__STATED EXERCISE__:
Note how many lines hold "Мытищи" and report that number by itself.

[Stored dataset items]
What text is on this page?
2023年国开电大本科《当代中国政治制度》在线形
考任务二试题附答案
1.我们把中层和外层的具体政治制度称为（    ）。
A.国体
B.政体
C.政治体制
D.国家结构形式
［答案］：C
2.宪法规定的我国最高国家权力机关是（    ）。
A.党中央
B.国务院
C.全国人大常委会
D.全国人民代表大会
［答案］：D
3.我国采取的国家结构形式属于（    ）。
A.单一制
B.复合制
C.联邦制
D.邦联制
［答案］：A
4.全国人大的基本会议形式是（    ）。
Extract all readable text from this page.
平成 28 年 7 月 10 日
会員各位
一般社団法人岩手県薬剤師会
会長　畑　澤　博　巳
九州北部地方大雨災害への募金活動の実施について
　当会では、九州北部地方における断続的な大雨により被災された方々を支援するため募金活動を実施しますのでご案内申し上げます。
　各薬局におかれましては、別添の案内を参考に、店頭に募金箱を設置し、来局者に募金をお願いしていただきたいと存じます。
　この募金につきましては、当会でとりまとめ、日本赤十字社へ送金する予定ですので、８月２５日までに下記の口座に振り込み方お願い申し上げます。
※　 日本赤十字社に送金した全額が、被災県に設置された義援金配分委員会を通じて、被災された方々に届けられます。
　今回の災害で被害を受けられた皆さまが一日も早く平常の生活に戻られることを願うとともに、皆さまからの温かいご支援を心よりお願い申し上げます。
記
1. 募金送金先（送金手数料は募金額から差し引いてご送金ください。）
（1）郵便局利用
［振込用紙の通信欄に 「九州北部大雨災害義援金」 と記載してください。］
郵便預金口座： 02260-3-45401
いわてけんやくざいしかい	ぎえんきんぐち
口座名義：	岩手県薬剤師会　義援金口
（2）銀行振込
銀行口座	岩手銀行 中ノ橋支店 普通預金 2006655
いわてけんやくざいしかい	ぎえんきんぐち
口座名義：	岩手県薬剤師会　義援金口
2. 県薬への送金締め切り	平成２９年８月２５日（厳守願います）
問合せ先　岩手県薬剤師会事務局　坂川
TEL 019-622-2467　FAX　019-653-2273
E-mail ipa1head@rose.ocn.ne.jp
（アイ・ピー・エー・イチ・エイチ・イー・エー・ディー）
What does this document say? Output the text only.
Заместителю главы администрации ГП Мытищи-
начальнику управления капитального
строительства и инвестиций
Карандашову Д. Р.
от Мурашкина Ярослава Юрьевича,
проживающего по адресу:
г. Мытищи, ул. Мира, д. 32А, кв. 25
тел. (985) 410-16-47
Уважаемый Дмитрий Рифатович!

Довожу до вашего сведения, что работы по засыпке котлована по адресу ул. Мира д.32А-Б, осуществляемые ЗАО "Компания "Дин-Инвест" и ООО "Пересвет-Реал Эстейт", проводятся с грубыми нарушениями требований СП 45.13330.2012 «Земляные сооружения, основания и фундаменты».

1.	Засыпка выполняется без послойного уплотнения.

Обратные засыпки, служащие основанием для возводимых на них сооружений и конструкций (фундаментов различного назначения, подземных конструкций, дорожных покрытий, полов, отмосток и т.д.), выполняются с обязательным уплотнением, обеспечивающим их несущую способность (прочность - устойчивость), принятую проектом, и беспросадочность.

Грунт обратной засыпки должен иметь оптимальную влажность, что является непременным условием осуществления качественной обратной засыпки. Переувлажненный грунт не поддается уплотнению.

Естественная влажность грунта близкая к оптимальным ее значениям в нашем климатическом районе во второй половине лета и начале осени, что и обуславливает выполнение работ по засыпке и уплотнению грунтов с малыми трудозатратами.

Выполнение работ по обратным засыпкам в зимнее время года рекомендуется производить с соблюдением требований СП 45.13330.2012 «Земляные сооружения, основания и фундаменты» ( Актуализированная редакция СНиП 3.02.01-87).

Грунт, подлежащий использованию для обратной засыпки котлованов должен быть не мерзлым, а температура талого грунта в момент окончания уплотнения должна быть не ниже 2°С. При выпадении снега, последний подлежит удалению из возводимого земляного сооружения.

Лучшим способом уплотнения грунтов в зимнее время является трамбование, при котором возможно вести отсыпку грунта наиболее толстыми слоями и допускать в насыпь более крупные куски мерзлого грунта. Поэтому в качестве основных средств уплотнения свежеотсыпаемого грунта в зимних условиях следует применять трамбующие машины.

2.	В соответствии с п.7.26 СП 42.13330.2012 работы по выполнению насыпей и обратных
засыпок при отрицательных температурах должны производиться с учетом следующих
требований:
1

__RESPONSE TO THIS EXERCISE__:
2